_RECORDS PROVIDED_
____________________

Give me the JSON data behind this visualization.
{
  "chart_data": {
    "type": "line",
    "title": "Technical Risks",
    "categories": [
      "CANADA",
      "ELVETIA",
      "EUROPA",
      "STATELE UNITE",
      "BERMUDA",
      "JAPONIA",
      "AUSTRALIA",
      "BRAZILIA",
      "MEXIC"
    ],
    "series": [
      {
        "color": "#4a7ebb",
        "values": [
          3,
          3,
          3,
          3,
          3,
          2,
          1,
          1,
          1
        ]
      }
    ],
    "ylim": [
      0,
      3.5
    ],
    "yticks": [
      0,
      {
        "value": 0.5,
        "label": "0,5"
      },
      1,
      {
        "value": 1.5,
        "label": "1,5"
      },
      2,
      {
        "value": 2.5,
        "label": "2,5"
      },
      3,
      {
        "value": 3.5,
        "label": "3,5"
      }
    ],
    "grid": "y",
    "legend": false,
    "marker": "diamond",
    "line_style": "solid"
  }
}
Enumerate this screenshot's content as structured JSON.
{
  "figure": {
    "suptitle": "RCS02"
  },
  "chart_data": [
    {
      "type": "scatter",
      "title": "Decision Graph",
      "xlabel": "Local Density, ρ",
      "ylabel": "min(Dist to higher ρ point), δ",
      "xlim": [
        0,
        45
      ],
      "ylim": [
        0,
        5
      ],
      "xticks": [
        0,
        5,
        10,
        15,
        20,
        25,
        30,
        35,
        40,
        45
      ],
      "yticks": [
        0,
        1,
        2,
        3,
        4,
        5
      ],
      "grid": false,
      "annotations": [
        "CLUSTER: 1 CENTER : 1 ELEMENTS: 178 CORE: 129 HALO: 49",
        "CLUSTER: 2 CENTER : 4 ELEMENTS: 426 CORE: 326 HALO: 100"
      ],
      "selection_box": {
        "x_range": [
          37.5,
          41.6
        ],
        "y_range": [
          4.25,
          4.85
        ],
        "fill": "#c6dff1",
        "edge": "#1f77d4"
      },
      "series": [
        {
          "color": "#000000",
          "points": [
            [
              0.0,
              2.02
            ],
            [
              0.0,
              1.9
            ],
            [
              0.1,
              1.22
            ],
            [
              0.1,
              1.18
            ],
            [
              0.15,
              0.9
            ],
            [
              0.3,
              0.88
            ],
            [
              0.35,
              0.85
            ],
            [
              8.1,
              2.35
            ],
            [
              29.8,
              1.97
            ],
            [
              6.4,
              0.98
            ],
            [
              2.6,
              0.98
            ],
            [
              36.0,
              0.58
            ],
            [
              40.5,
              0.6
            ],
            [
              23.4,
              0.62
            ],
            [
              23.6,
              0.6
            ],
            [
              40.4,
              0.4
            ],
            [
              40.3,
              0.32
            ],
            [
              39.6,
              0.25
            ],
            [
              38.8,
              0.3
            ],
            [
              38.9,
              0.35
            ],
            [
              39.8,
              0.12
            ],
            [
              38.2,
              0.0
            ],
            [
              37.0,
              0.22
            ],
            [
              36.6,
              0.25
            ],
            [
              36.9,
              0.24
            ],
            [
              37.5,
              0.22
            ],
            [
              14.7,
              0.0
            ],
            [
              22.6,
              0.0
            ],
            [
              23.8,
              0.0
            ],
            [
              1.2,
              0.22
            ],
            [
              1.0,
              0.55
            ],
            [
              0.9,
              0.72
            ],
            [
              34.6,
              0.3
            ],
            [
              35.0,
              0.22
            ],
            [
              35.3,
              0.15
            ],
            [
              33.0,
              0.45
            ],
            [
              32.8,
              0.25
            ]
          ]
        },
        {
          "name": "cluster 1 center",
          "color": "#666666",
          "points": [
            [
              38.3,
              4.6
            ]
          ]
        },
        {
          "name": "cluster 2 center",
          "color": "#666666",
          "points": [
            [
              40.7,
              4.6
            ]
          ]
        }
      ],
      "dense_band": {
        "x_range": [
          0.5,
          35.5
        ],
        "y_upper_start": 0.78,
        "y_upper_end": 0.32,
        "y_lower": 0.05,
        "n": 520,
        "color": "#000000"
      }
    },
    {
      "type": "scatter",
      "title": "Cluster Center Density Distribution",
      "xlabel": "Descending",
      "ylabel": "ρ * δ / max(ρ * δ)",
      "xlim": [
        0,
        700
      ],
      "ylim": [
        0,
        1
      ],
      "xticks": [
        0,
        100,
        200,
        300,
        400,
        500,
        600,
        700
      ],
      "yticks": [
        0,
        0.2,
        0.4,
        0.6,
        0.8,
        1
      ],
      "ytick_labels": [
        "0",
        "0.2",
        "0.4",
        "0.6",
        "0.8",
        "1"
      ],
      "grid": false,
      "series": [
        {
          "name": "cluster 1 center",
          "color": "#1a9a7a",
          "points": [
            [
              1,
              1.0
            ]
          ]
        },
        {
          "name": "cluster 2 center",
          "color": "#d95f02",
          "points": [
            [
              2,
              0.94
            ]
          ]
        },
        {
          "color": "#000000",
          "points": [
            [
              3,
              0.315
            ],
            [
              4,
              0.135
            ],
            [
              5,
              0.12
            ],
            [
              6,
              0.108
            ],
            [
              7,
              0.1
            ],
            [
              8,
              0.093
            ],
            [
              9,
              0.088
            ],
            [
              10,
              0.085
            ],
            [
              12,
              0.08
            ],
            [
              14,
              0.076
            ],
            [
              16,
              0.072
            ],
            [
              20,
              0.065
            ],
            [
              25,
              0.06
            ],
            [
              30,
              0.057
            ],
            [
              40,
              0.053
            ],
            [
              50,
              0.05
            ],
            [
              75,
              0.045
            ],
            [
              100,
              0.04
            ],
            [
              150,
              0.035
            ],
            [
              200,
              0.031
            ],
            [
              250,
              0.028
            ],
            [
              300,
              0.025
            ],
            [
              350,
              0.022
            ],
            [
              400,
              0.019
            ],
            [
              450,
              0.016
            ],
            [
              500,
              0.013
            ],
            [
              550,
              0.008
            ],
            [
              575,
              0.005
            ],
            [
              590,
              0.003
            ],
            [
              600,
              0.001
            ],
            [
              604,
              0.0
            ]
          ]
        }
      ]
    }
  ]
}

____________________

_GIVEN INSTRUCTION_
From the preceding material, extract every line exactly.

_TASK RESULT_
Give me the JSON data behind this visualization.
{
  "chart_data": {
    "type": "line",
    "title": "Technical Risks",
    "categories": [
      "CANADA",
      "ELVETIA",
      "EUROPA",
      "STATELE UNITE",
      "BERMUDA",
      "JAPONIA",
      "AUSTRALIA",
      "BRAZILIA",
      "MEXIC"
    ],
    "series": [
      {
        "color": "#4a7ebb",
        "values": [
          3,
          3,
          3,
          3,
          3,
          2,
          1,
          1,
          1
        ]
      }
    ],
    "ylim": [
      0,
      3.5
    ],
    "yticks": [
      0,
      {
        "value": 0.5,
        "label": "0,5"
      },
      1,
      {
        "value": 1.5,
        "label": "1,5"
      },
      2,
      {
        "value": 2.5,
        "label": "2,5"
      },
      3,
      {
        "value": 3.5,
        "label": "3,5"
      }
    ],
    "grid": "y",
    "legend": false,
    "marker": "diamond",
    "line_style": "solid"
  }
}
Enumerate this screenshot's content as structured JSON.
{
  "figure": {
    "suptitle": "RCS02"
  },
  "chart_data": [
    {
      "type": "scatter",
      "title": "Decision Graph",
      "xlabel": "Local Density, ρ",
      "ylabel": "min(Dist to higher ρ point), δ",
      "xlim": [
        0,
        45
      ],
      "ylim": [
        0,
        5
      ],
      "xticks": [
        0,
        5,
        10,
        15,
        20,
        25,
        30,
        35,
        40,
        45
      ],
      "yticks": [
        0,
        1,
        2,
        3,
        4,
        5
      ],
      "grid": false,
      "annotations": [
        "CLUSTER: 1 CENTER : 1 ELEMENTS: 178 CORE: 129 HALO: 49",
        "CLUSTER: 2 CENTER : 4 ELEMENTS: 426 CORE: 326 HALO: 100"
      ],
      "selection_box": {
        "x_range": [
          37.5,
          41.6
        ],
        "y_range": [
          4.25,
          4.85
        ],
        "fill": "#c6dff1",
        "edge": "#1f77d4"
      },
      "series": [
        {
          "color": "#000000",
          "points": [
            [
              0.0,
              2.02
            ],
            [
              0.0,
              1.9
            ],
            [
              0.1,
              1.22
            ],
            [
              0.1,
              1.18
            ],
            [
              0.15,
              0.9
            ],
            [
              0.3,
              0.88
            ],
            [
              0.35,
              0.85
            ],
            [
              8.1,
              2.35
            ],
            [
              29.8,
              1.97
            ],
            [
              6.4,
              0.98
            ],
            [
              2.6,
              0.98
            ],
            [
              36.0,
              0.58
            ],
            [
              40.5,
              0.6
            ],
            [
              23.4,
              0.62
            ],
            [
              23.6,
              0.6
            ],
            [
              40.4,
              0.4
            ],
            [
              40.3,
              0.32
            ],
            [
              39.6,
              0.25
            ],
            [
              38.8,
              0.3
            ],
            [
              38.9,
              0.35
            ],
            [
              39.8,
              0.12
            ],
            [
              38.2,
              0.0
            ],
            [
              37.0,
              0.22
            ],
            [
              36.6,
              0.25
            ],
            [
              36.9,
              0.24
            ],
            [
              37.5,
              0.22
            ],
            [
              14.7,
              0.0
            ],
            [
              22.6,
              0.0
            ],
            [
              23.8,
              0.0
            ],
            [
              1.2,
              0.22
            ],
            [
              1.0,
              0.55
            ],
            [
              0.9,
              0.72
            ],
            [
              34.6,
              0.3
            ],
            [
              35.0,
              0.22
            ],
            [
              35.3,
              0.15
            ],
            [
              33.0,
              0.45
            ],
            [
              32.8,
              0.25
            ]
          ]
        },
        {
          "name": "cluster 1 center",
          "color": "#666666",
          "points": [
            [
              38.3,
              4.6
            ]
          ]
        },
        {
          "name": "cluster 2 center",
          "color": "#666666",
          "points": [
            [
              40.7,
              4.6
            ]
          ]
        }
      ],
      "dense_band": {
        "x_range": [
          0.5,
          35.5
        ],
        "y_upper_start": 0.78,
        "y_upper_end": 0.32,
        "y_lower": 0.05,
        "n": 520,
        "color": "#000000"
      }
    },
    {
      "type": "scatter",
      "title": "Cluster Center Density Distribution",
      "xlabel": "Descending",
      "ylabel": "ρ * δ / max(ρ * δ)",
      "xlim": [
        0,
        700
      ],
      "ylim": [
        0,
        1
      ],
      "xticks": [
        0,
        100,
        200,
        300,
        400,
        500,
        600,
        700
      ],
      "yticks": [
        0,
        0.2,
        0.4,
        0.6,
        0.8,
        1
      ],
      "ytick_labels": [
        "0",
        "0.2",
        "0.4",
        "0.6",
        "0.8",
        "1"
      ],
      "grid": false,
      "series": [
        {
          "name": "cluster 1 center",
          "color": "#1a9a7a",
          "points": [
            [
              1,
              1.0
            ]
          ]
        },
        {
          "name": "cluster 2 center",
          "color": "#d95f02",
          "points": [
            [
              2,
              0.94
            ]
          ]
        },
        {
          "color": "#000000",
          "points": [
            [
              3,
              0.315
            ],
            [
              4,
              0.135
            ],
            [
              5,
              0.12
            ],
            [
              6,
              0.108
            ],
            [
              7,
              0.1
            ],
            [
              8,
              0.093
            ],
            [
              9,
              0.088
            ],
            [
              10,
              0.085
            ],
            [
              12,
              0.08
            ],
            [
              14,
              0.076
            ],
            [
              16,
              0.072
            ],
            [
              20,
              0.065
            ],
            [
              25,
              0.06
            ],
            [
              30,
              0.057
            ],
            [
              40,
              0.053
            ],
            [
              50,
              0.05
            ],
            [
              75,
              0.045
            ],
            [
              100,
              0.04
            ],
            [
              150,
              0.035
            ],
            [
              200,
              0.031
            ],
            [
              250,
              0.028
            ],
            [
              300,
              0.025
            ],
            [
              350,
              0.022
            ],
            [
              400,
              0.019
            ],
            [
              450,
              0.016
            ],
            [
              500,
              0.013
            ],
            [
              550,
              0.008
            ],
            [
              575,
              0.005
            ],
            [
              590,
              0.003
            ],
            [
              600,
              0.001
            ],
            [
              604,
              0.0
            ]
          ]
        }
      ]
    }
  ]
}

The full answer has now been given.